**REQUIRED TASK:** Of the lines in this material, how many contain "document"? Answer with a single number only.

— Begin INFORMATION GIVEN —

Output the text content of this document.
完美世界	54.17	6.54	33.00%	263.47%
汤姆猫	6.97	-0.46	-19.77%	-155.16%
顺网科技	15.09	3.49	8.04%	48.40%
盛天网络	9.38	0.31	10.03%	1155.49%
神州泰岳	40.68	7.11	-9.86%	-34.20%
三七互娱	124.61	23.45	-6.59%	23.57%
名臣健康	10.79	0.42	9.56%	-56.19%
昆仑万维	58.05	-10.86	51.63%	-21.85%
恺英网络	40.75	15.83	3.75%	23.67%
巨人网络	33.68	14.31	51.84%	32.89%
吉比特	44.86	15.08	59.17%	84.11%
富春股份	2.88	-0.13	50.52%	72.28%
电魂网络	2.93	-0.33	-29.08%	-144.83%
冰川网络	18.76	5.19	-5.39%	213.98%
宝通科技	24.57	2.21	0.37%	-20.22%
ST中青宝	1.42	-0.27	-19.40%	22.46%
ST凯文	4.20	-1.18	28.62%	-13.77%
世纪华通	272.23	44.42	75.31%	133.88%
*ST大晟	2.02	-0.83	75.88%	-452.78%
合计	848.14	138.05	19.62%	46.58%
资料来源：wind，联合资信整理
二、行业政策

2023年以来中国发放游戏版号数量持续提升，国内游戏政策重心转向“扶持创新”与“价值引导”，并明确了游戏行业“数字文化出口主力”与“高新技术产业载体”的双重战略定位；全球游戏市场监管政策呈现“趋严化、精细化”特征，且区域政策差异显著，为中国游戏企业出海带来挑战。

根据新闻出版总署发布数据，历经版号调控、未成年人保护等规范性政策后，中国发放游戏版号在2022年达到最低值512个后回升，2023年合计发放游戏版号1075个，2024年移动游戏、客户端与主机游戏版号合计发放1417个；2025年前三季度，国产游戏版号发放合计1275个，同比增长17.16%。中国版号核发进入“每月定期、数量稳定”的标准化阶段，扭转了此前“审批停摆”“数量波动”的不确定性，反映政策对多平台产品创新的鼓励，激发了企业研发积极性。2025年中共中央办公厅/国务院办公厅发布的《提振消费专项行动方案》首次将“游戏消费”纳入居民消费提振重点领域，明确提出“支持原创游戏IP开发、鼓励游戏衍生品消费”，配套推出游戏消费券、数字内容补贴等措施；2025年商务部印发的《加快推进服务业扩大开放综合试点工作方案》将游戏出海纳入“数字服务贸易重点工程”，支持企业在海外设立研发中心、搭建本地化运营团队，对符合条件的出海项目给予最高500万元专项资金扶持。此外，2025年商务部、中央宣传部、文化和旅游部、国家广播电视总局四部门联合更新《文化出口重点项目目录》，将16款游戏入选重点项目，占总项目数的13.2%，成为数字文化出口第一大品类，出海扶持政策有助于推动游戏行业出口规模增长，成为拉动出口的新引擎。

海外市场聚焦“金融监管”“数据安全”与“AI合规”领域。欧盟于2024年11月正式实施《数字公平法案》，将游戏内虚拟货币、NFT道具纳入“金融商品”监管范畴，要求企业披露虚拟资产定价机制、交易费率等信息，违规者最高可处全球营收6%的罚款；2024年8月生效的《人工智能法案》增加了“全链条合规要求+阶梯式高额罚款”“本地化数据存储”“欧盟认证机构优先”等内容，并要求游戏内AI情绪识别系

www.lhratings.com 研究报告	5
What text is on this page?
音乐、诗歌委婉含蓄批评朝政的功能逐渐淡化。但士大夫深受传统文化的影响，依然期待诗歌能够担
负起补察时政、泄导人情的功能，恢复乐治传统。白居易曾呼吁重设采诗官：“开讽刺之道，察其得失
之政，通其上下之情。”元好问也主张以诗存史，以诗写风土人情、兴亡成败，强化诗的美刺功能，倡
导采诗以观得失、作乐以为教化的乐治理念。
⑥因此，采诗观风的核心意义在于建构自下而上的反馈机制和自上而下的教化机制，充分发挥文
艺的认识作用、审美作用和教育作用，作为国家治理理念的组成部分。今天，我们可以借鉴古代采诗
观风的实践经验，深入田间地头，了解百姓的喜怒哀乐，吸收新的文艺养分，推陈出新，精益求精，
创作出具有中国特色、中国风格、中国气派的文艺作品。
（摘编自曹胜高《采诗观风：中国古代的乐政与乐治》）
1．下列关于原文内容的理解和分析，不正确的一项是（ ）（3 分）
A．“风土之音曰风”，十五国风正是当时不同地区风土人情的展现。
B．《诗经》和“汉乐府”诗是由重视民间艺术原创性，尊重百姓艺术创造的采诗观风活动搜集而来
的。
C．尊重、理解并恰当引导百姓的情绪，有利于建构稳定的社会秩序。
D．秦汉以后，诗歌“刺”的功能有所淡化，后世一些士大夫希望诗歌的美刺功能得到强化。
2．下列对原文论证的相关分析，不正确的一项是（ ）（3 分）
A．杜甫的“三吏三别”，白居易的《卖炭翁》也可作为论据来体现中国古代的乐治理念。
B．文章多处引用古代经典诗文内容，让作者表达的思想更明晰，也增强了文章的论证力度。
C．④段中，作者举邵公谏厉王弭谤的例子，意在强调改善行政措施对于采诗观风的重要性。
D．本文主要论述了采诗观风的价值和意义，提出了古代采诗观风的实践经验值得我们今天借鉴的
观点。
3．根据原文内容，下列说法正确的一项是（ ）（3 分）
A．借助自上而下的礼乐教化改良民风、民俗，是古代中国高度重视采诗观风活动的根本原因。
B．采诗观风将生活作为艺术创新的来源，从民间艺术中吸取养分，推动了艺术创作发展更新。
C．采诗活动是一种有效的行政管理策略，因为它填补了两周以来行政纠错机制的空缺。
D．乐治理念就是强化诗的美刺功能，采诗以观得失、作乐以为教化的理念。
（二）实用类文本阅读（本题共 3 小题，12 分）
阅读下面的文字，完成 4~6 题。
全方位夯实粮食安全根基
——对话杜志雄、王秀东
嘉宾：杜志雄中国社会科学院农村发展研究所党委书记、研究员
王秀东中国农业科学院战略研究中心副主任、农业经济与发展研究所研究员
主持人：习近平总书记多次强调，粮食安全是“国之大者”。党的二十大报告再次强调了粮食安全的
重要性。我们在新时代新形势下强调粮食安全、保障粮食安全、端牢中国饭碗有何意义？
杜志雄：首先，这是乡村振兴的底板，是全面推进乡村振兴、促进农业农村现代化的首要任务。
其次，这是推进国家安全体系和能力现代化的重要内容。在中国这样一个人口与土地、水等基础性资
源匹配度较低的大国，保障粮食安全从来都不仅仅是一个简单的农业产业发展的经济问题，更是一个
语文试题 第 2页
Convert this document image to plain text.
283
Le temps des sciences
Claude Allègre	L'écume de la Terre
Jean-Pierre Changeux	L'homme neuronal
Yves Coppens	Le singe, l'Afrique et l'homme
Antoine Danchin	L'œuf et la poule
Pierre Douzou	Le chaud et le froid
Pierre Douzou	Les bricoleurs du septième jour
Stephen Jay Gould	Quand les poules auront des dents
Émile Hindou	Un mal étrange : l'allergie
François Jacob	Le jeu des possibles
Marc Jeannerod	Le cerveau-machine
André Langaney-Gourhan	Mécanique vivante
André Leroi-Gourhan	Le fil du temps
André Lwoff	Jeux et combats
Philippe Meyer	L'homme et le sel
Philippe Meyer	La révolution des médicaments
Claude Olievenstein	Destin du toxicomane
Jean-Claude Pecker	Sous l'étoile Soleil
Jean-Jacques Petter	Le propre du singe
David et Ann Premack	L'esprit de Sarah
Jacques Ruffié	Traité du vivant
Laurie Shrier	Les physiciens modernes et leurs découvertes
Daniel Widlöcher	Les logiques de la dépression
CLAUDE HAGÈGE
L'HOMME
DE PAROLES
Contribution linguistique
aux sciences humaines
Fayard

— End INFORMATION GIVEN —

**COMPLETED TASK:** 2